=== Written instruction ===
What number of lines in the material contain the word "degrees"? Give that number alone.
--- start of Records shown ---
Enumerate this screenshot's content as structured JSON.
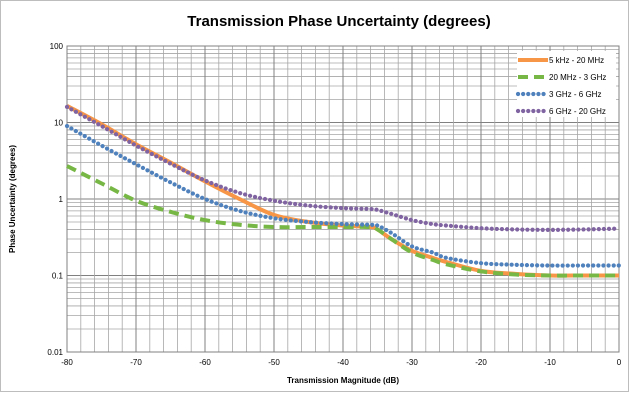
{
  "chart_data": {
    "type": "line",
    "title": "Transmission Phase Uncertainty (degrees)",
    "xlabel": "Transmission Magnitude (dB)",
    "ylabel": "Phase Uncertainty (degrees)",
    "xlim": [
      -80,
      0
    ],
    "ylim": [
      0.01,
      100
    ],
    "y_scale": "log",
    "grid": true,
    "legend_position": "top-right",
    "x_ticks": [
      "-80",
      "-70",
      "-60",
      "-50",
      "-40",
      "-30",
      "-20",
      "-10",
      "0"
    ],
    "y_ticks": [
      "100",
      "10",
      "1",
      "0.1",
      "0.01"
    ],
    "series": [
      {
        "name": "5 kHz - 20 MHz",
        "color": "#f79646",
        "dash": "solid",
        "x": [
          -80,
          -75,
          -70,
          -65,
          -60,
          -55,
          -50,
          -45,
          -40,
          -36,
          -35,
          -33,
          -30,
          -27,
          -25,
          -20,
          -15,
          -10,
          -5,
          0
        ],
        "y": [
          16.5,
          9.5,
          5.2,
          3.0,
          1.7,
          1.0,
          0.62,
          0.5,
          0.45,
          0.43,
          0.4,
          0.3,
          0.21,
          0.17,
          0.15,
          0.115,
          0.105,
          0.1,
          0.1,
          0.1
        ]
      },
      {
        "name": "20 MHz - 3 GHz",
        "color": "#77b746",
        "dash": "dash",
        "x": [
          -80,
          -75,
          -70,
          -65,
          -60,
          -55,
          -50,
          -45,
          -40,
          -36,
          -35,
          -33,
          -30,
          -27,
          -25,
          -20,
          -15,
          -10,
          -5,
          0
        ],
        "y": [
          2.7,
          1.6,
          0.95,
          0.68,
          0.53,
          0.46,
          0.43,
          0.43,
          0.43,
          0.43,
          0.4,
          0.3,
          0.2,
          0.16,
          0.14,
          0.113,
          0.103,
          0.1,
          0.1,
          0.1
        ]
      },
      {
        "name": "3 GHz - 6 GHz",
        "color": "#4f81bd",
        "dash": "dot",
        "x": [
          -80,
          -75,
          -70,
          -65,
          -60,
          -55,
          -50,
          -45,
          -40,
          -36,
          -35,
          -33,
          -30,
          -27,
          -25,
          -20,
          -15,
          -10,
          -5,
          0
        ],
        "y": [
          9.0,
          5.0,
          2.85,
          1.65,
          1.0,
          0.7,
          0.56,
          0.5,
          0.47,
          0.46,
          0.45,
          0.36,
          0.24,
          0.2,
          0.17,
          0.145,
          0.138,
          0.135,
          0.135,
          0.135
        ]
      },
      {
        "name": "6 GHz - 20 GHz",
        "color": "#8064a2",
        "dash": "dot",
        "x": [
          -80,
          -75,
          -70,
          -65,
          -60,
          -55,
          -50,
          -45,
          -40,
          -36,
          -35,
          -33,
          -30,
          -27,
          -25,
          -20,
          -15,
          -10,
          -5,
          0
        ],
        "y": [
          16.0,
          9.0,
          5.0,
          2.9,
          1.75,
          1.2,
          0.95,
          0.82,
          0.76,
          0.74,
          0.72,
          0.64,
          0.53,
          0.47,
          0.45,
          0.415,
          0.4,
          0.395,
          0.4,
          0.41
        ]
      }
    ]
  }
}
--- end of Records shown ---
=== Exercise output ===
2